◆ **Task prompt**
Exactly the lines from the one containing "Read this page and output its text content." through the end of the data below are to be reproduced, and nothing besides them.

── Supplied data ──

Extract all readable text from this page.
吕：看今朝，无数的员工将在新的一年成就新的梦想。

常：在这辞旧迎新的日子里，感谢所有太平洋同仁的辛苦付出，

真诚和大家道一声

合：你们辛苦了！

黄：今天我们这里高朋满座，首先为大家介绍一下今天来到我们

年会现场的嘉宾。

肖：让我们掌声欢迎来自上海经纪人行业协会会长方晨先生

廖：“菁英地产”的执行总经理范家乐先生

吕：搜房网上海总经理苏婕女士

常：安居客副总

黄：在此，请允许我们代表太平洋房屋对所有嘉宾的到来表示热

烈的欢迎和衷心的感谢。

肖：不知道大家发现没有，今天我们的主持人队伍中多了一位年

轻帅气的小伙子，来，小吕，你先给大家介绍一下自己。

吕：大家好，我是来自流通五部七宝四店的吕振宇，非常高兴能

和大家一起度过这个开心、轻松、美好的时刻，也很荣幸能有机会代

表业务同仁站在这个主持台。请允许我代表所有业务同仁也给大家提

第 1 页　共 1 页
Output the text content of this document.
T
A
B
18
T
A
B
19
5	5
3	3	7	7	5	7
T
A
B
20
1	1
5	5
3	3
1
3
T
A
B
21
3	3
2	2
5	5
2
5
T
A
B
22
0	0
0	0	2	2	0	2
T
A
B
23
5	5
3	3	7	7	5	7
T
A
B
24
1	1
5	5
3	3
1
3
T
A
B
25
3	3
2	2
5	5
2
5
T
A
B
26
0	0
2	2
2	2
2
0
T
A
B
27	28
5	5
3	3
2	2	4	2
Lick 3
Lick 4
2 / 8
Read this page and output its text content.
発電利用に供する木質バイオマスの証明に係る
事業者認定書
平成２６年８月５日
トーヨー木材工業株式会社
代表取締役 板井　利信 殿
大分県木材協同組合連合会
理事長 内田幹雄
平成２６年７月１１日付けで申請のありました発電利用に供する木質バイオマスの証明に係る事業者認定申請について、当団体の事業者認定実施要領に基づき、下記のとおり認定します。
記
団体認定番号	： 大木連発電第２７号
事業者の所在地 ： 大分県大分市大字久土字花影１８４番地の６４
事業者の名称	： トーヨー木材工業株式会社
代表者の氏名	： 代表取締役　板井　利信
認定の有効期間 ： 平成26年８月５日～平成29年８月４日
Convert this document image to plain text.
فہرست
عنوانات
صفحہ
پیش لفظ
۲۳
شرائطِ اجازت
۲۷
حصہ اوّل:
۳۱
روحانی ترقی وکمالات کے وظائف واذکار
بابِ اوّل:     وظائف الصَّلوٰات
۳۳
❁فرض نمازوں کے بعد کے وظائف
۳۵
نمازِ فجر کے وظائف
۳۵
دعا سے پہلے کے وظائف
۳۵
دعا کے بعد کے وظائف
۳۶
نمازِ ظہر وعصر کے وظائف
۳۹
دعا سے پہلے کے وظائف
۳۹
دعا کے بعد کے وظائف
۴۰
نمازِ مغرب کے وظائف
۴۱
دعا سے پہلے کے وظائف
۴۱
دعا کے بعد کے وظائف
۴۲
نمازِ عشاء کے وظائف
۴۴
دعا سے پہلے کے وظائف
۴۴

───

◆ **Output of the task**
Read this page and output its text content.
発電利用に供する木質バイオマスの証明に係る
事業者認定書
平成２６年８月５日
トーヨー木材工業株式会社
代表取締役 板井　利信 殿
大分県木材協同組合連合会
理事長 内田幹雄
平成２６年７月１１日付けで申請のありました発電利用に供する木質バイオマスの証明に係る事業者認定申請について、当団体の事業者認定実施要領に基づき、下記のとおり認定します。
記
団体認定番号	： 大木連発電第２７号
事業者の所在地 ： 大分県大分市大字久土字花影１８４番地の６４
事業者の名称	： トーヨー木材工業株式会社
代表者の氏名	： 代表取締役　板井　利信
認定の有効期間 ： 平成26年８月５日～平成29年８月４日
Convert this document image to plain text.
فہرست
عنوانات
صفحہ
پیش لفظ
۲۳
شرائطِ اجازت
۲۷
حصہ اوّل:
۳۱
روحانی ترقی وکمالات کے وظائف واذکار
بابِ اوّل:     وظائف الصَّلوٰات
۳۳
❁فرض نمازوں کے بعد کے وظائف
۳۵
نمازِ فجر کے وظائف
۳۵
دعا سے پہلے کے وظائف
۳۵
دعا کے بعد کے وظائف
۳۶
نمازِ ظہر وعصر کے وظائف
۳۹
دعا سے پہلے کے وظائف
۳۹
دعا کے بعد کے وظائف
۴۰
نمازِ مغرب کے وظائف
۴۱
دعا سے پہلے کے وظائف
۴۱
دعا کے بعد کے وظائف
۴۲
نمازِ عشاء کے وظائف
۴۴
دعا سے پہلے کے وظائف
۴۴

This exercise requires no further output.